- MATERIAL FOR THIS TASK
• • • • •
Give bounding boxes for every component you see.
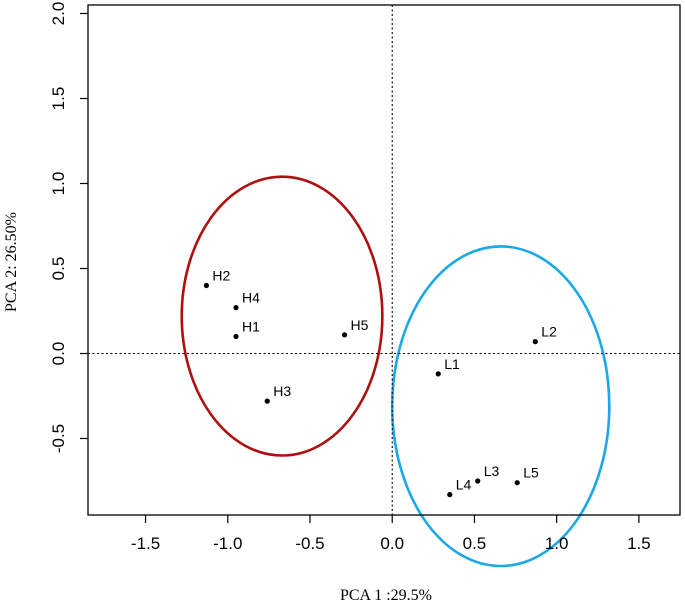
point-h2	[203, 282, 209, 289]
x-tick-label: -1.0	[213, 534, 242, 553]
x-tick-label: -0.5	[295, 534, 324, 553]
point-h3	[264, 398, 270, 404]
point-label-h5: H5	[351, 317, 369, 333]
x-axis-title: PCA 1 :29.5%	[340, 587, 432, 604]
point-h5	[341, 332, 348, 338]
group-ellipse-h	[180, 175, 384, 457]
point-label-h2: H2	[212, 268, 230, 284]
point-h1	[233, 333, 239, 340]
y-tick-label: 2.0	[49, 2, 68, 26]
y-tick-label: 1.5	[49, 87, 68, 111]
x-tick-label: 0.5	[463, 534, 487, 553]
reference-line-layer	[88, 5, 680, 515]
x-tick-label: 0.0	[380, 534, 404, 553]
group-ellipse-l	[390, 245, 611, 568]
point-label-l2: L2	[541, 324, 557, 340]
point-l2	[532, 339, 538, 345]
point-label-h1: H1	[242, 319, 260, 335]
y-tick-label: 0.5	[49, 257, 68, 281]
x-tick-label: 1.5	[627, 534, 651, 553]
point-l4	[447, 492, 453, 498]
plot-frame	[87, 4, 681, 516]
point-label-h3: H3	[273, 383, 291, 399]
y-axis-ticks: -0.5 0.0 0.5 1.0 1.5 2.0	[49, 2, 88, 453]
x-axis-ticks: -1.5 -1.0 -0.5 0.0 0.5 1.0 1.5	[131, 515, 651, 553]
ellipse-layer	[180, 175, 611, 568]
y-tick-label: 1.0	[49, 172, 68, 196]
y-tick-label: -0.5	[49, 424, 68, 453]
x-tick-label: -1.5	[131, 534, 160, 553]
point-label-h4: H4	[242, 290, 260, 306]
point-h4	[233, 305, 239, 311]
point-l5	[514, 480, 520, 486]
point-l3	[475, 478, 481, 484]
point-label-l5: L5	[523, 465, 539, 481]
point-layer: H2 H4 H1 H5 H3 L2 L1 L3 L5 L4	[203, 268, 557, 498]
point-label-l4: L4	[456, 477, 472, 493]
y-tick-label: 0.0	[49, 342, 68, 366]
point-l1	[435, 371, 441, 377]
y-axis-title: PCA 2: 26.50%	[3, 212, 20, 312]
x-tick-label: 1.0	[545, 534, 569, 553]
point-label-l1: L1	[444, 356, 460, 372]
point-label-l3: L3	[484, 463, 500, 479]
• • • • •
- TASK STATEMENT
How many lines in the rows above contain the string "layer"? Reply with the number alone.

- RESPONSE TO THE EXERCISE
3